[Recorded data]
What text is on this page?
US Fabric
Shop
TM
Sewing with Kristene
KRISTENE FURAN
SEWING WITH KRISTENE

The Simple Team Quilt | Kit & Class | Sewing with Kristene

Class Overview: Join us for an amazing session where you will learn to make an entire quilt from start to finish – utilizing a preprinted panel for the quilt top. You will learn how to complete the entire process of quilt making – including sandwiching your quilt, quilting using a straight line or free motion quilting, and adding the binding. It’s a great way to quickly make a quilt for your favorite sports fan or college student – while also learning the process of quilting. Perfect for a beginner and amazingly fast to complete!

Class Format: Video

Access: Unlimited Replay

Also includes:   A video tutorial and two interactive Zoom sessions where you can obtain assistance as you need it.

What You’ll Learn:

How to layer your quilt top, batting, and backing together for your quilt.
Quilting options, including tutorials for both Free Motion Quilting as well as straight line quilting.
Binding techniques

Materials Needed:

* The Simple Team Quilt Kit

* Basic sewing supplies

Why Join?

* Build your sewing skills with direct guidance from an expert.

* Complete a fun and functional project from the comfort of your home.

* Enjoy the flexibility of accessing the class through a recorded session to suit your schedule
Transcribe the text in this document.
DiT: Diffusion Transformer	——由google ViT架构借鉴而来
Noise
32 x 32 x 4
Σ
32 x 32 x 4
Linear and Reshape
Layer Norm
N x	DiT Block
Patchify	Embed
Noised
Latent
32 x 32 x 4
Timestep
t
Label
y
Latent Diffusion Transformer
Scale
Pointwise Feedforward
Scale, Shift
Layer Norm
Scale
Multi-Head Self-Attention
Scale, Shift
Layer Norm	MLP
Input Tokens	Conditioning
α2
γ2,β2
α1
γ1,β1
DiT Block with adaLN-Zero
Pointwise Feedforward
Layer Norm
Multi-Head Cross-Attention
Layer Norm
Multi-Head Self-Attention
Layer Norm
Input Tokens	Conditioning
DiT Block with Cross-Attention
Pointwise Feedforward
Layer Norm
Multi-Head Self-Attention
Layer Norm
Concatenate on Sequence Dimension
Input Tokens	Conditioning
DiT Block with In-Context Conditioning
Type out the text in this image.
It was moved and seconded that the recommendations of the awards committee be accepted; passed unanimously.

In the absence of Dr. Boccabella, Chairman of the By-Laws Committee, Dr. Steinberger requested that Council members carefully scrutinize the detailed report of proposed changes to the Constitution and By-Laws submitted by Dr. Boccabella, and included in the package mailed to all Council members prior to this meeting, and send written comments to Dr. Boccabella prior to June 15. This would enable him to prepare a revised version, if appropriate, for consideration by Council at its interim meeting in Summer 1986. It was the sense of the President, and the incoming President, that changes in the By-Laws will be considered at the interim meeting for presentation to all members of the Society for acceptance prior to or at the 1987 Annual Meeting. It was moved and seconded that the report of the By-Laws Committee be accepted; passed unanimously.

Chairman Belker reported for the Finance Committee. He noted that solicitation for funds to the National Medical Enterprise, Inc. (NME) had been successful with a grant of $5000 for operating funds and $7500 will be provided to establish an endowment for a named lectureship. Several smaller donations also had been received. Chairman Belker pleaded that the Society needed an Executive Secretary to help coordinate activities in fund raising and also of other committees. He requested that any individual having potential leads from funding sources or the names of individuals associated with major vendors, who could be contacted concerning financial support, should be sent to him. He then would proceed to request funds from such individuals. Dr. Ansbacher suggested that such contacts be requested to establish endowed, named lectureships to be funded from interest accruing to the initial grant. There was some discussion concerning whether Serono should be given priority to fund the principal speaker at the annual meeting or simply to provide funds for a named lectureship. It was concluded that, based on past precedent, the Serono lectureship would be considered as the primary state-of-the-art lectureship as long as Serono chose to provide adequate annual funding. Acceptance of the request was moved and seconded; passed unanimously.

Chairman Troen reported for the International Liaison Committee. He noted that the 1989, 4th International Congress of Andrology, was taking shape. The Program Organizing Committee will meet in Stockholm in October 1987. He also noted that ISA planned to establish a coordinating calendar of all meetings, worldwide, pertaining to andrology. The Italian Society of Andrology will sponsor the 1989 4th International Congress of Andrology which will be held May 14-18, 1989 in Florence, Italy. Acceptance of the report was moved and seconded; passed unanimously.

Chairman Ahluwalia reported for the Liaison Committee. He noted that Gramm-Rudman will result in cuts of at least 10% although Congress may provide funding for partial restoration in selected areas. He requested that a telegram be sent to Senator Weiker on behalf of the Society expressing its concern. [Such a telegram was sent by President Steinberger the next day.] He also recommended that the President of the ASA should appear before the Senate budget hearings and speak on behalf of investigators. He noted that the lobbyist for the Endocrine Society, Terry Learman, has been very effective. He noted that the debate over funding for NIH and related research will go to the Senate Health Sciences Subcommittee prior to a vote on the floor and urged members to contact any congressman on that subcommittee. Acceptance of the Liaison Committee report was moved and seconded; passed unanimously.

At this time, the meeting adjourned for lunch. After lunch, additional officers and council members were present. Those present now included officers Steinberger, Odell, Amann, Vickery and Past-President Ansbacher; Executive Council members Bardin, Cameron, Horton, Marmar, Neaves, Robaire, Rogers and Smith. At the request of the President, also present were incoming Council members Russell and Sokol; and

— Task objective —
Print the records once more, exactly as they were given.

— Solution —
What text is on this page?
US Fabric
Shop
TM
Sewing with Kristene
KRISTENE FURAN
SEWING WITH KRISTENE

The Simple Team Quilt | Kit & Class | Sewing with Kristene

Class Overview: Join us for an amazing session where you will learn to make an entire quilt from start to finish – utilizing a preprinted panel for the quilt top. You will learn how to complete the entire process of quilt making – including sandwiching your quilt, quilting using a straight line or free motion quilting, and adding the binding. It’s a great way to quickly make a quilt for your favorite sports fan or college student – while also learning the process of quilting. Perfect for a beginner and amazingly fast to complete!

Class Format: Video

Access: Unlimited Replay

Also includes:   A video tutorial and two interactive Zoom sessions where you can obtain assistance as you need it.

What You’ll Learn:

How to layer your quilt top, batting, and backing together for your quilt.
Quilting options, including tutorials for both Free Motion Quilting as well as straight line quilting.
Binding techniques

Materials Needed:

* The Simple Team Quilt Kit

* Basic sewing supplies

Why Join?

* Build your sewing skills with direct guidance from an expert.

* Complete a fun and functional project from the comfort of your home.

* Enjoy the flexibility of accessing the class through a recorded session to suit your schedule
Transcribe the text in this document.
DiT: Diffusion Transformer	——由google ViT架构借鉴而来
Noise
32 x 32 x 4
Σ
32 x 32 x 4
Linear and Reshape
Layer Norm
N x	DiT Block
Patchify	Embed
Noised
Latent
32 x 32 x 4
Timestep
t
Label
y
Latent Diffusion Transformer
Scale
Pointwise Feedforward
Scale, Shift
Layer Norm
Scale
Multi-Head Self-Attention
Scale, Shift
Layer Norm	MLP
Input Tokens	Conditioning
α2
γ2,β2
α1
γ1,β1
DiT Block with adaLN-Zero
Pointwise Feedforward
Layer Norm
Multi-Head Cross-Attention
Layer Norm
Multi-Head Self-Attention
Layer Norm
Input Tokens	Conditioning
DiT Block with Cross-Attention
Pointwise Feedforward
Layer Norm
Multi-Head Self-Attention
Layer Norm
Concatenate on Sequence Dimension
Input Tokens	Conditioning
DiT Block with In-Context Conditioning
Type out the text in this image.
It was moved and seconded that the recommendations of the awards committee be accepted; passed unanimously.

In the absence of Dr. Boccabella, Chairman of the By-Laws Committee, Dr. Steinberger requested that Council members carefully scrutinize the detailed report of proposed changes to the Constitution and By-Laws submitted by Dr. Boccabella, and included in the package mailed to all Council members prior to this meeting, and send written comments to Dr. Boccabella prior to June 15. This would enable him to prepare a revised version, if appropriate, for consideration by Council at its interim meeting in Summer 1986. It was the sense of the President, and the incoming President, that changes in the By-Laws will be considered at the interim meeting for presentation to all members of the Society for acceptance prior to or at the 1987 Annual Meeting. It was moved and seconded that the report of the By-Laws Committee be accepted; passed unanimously.

Chairman Belker reported for the Finance Committee. He noted that solicitation for funds to the National Medical Enterprise, Inc. (NME) had been successful with a grant of $5000 for operating funds and $7500 will be provided to establish an endowment for a named lectureship. Several smaller donations also had been received. Chairman Belker pleaded that the Society needed an Executive Secretary to help coordinate activities in fund raising and also of other committees. He requested that any individual having potential leads from funding sources or the names of individuals associated with major vendors, who could be contacted concerning financial support, should be sent to him. He then would proceed to request funds from such individuals. Dr. Ansbacher suggested that such contacts be requested to establish endowed, named lectureships to be funded from interest accruing to the initial grant. There was some discussion concerning whether Serono should be given priority to fund the principal speaker at the annual meeting or simply to provide funds for a named lectureship. It was concluded that, based on past precedent, the Serono lectureship would be considered as the primary state-of-the-art lectureship as long as Serono chose to provide adequate annual funding. Acceptance of the request was moved and seconded; passed unanimously.

Chairman Troen reported for the International Liaison Committee. He noted that the 1989, 4th International Congress of Andrology, was taking shape. The Program Organizing Committee will meet in Stockholm in October 1987. He also noted that ISA planned to establish a coordinating calendar of all meetings, worldwide, pertaining to andrology. The Italian Society of Andrology will sponsor the 1989 4th International Congress of Andrology which will be held May 14-18, 1989 in Florence, Italy. Acceptance of the report was moved and seconded; passed unanimously.

Chairman Ahluwalia reported for the Liaison Committee. He noted that Gramm-Rudman will result in cuts of at least 10% although Congress may provide funding for partial restoration in selected areas. He requested that a telegram be sent to Senator Weiker on behalf of the Society expressing its concern. [Such a telegram was sent by President Steinberger the next day.] He also recommended that the President of the ASA should appear before the Senate budget hearings and speak on behalf of investigators. He noted that the lobbyist for the Endocrine Society, Terry Learman, has been very effective. He noted that the debate over funding for NIH and related research will go to the Senate Health Sciences Subcommittee prior to a vote on the floor and urged members to contact any congressman on that subcommittee. Acceptance of the Liaison Committee report was moved and seconded; passed unanimously.

At this time, the meeting adjourned for lunch. After lunch, additional officers and council members were present. Those present now included officers Steinberger, Odell, Amann, Vickery and Past-President Ansbacher; Executive Council members Bardin, Cameron, Horton, Marmar, Neaves, Robaire, Rogers and Smith. At the request of the President, also present were incoming Council members Russell and Sokol; and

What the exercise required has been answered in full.